[Records about charts and figures]
# # # #

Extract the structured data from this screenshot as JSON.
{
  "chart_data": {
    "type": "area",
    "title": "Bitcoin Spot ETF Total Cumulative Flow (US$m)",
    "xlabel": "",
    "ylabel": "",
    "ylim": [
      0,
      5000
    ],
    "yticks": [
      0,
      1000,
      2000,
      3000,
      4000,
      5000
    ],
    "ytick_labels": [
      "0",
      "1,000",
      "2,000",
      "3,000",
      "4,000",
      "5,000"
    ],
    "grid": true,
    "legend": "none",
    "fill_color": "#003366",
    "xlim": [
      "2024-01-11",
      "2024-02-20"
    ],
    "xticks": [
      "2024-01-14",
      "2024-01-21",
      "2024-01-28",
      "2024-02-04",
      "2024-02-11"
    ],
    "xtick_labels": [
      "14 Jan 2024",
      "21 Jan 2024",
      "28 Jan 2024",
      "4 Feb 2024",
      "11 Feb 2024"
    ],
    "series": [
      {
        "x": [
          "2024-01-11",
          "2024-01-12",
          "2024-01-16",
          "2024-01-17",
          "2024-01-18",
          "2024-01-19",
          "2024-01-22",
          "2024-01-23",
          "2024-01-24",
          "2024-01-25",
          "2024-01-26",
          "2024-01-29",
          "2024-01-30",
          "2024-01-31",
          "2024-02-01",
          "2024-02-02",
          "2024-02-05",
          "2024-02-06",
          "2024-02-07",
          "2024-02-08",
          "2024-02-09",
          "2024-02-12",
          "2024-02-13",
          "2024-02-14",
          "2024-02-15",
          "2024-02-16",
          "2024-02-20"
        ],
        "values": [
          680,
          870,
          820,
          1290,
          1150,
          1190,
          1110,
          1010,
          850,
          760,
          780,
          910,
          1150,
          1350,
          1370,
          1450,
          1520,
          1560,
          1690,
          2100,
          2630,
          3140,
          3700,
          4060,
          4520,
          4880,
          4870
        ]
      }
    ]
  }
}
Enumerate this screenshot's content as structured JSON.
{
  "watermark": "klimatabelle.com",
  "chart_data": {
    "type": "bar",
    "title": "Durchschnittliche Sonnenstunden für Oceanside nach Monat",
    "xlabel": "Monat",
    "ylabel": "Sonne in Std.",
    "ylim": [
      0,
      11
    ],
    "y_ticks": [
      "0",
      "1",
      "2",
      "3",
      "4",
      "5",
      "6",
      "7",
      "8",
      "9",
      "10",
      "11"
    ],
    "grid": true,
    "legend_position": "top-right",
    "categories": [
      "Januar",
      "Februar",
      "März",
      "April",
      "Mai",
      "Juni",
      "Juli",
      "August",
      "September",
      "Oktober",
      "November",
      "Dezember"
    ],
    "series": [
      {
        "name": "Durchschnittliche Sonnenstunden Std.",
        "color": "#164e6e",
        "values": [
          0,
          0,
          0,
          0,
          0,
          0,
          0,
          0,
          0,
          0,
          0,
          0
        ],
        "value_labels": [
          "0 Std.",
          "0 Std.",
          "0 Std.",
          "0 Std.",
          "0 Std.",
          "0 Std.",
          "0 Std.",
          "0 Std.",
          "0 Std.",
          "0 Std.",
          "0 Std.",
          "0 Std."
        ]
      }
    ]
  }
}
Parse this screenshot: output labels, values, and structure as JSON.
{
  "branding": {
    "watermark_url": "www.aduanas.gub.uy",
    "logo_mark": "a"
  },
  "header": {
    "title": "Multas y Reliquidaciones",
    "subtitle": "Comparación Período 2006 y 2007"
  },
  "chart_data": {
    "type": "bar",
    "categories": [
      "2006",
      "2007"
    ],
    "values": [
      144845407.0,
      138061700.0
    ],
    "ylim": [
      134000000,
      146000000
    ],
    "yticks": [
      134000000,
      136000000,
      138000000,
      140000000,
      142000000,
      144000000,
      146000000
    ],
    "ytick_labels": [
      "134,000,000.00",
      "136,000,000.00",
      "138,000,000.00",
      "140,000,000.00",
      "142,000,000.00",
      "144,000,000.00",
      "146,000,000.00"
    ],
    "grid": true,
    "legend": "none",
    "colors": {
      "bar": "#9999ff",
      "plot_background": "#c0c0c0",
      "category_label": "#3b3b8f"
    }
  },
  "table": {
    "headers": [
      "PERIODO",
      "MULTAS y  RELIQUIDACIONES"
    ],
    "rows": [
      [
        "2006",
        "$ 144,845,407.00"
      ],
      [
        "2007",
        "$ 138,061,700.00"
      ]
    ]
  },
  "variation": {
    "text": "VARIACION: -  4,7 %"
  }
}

# # # #

Within the listing above, find every line containing the string "JSON" and return it.

▶ _Task solution_:
Extract the structured data from this screenshot as JSON.
Enumerate this screenshot's content as structured JSON.
Parse this screenshot: output labels, values, and structure as JSON.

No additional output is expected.